• _Problem description_: Copy out each line featuring the string "values" from the entries beneath.

═════ Data section ═════

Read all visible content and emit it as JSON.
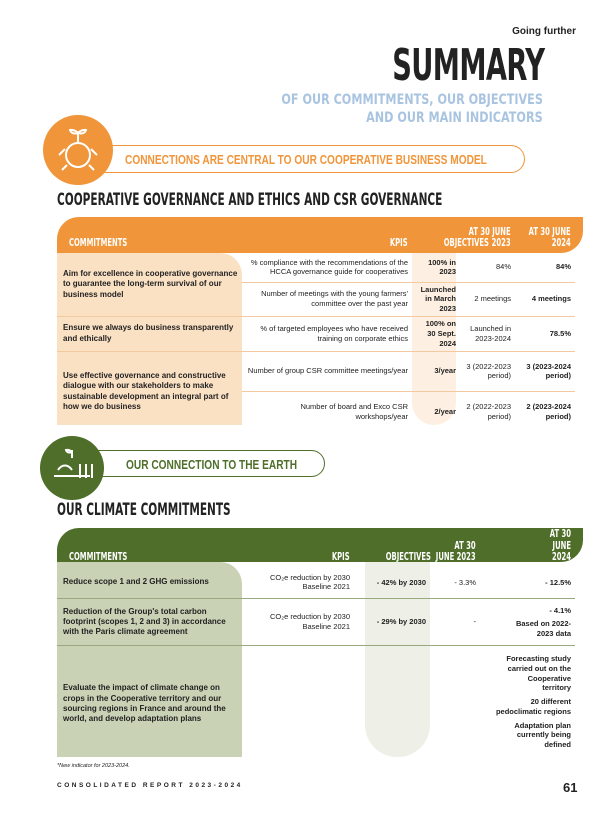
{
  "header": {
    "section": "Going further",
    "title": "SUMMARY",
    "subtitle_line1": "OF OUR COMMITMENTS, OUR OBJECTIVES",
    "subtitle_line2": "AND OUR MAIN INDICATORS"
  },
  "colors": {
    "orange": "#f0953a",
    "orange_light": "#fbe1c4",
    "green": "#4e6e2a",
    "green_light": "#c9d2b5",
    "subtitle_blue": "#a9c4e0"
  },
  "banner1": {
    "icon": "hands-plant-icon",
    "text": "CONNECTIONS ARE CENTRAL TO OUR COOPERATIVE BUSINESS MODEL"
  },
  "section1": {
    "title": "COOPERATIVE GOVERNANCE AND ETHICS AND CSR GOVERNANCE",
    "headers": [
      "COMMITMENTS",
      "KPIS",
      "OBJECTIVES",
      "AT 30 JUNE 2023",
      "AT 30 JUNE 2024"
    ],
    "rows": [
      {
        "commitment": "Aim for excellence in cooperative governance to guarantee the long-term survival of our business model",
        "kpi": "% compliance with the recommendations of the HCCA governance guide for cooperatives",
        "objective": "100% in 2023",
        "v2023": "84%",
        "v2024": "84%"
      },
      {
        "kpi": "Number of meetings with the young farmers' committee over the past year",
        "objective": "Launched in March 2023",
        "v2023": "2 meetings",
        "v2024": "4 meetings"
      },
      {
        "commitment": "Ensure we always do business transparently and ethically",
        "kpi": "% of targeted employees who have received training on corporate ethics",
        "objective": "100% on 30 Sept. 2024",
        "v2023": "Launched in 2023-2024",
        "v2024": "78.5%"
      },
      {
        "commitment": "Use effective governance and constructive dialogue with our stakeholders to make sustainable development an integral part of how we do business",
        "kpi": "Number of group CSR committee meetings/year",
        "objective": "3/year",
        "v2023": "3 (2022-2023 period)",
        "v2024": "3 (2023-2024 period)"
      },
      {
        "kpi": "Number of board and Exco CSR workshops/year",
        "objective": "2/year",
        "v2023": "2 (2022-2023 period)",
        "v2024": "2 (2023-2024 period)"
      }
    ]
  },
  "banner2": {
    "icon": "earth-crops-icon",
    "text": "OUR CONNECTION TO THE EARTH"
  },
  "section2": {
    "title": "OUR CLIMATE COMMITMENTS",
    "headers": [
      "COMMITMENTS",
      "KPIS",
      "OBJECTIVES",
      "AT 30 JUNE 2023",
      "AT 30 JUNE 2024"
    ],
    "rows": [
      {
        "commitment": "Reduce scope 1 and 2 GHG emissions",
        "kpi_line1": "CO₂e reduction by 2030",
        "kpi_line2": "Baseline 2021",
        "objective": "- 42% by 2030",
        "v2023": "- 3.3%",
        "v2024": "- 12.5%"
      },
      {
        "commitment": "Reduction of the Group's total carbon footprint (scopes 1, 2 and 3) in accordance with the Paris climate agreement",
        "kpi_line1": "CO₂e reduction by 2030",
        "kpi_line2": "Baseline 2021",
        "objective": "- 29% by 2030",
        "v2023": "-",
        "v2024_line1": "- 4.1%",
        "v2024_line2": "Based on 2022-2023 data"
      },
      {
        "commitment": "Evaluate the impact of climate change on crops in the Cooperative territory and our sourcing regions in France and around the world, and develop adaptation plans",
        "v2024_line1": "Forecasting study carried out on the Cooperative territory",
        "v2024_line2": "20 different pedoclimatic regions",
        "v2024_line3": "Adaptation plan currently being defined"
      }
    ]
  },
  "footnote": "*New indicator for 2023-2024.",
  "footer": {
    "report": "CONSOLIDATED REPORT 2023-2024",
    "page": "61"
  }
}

═════
═════ Data section ═════

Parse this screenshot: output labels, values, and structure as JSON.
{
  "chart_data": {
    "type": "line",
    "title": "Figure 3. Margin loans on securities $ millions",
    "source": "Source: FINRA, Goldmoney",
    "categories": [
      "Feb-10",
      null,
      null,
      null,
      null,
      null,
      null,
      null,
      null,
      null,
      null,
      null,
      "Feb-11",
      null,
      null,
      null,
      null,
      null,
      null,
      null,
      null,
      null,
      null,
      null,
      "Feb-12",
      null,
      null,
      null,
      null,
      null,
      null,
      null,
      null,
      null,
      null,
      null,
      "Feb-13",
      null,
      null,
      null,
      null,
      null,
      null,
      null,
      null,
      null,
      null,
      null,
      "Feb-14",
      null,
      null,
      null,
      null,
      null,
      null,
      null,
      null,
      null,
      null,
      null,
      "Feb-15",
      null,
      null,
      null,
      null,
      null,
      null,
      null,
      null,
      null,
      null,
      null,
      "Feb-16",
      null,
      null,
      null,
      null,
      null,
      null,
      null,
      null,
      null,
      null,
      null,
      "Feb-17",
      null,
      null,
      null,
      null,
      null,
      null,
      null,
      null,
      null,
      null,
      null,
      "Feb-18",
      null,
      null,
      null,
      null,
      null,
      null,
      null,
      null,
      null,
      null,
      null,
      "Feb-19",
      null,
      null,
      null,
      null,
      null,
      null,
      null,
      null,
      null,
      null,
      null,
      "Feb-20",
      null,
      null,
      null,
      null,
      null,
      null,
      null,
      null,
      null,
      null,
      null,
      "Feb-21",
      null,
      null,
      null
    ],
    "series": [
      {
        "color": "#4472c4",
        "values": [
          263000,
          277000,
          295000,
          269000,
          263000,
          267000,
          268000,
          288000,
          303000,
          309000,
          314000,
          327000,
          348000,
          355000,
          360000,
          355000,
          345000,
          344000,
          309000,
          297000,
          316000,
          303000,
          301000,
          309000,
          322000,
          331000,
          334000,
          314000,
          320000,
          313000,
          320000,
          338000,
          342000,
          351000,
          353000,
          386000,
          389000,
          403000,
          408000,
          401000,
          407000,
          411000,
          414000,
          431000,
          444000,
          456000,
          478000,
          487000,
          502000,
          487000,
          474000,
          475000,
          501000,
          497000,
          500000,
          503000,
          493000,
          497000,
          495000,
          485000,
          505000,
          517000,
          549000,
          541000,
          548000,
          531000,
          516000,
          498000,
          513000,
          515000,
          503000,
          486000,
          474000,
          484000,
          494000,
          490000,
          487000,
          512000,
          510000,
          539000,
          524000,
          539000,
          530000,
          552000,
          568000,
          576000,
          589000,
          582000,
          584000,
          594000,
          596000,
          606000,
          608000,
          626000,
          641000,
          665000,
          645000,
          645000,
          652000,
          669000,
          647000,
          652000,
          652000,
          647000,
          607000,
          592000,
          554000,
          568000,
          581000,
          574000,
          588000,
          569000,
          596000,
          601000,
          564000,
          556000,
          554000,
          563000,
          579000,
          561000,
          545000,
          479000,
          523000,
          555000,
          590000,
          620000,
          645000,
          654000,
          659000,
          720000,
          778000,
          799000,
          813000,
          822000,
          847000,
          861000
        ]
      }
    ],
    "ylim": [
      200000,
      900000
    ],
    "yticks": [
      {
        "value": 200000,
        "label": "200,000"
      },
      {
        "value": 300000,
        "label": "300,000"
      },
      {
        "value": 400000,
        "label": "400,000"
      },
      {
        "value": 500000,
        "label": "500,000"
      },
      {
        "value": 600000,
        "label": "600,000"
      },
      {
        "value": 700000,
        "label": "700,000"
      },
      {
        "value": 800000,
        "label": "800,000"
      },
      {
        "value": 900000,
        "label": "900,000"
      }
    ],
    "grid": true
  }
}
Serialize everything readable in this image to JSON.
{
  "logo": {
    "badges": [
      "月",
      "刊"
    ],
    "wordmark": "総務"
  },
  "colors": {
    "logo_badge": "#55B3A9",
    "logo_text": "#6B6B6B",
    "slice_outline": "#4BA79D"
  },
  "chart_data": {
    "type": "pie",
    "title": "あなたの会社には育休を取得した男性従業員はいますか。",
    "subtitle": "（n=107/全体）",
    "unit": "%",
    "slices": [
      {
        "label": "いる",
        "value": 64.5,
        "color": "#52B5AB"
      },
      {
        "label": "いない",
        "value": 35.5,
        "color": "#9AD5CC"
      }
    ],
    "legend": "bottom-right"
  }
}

═════

• _Result_:
Parse this screenshot: output labels, values, and structure as JSON.
        "values": [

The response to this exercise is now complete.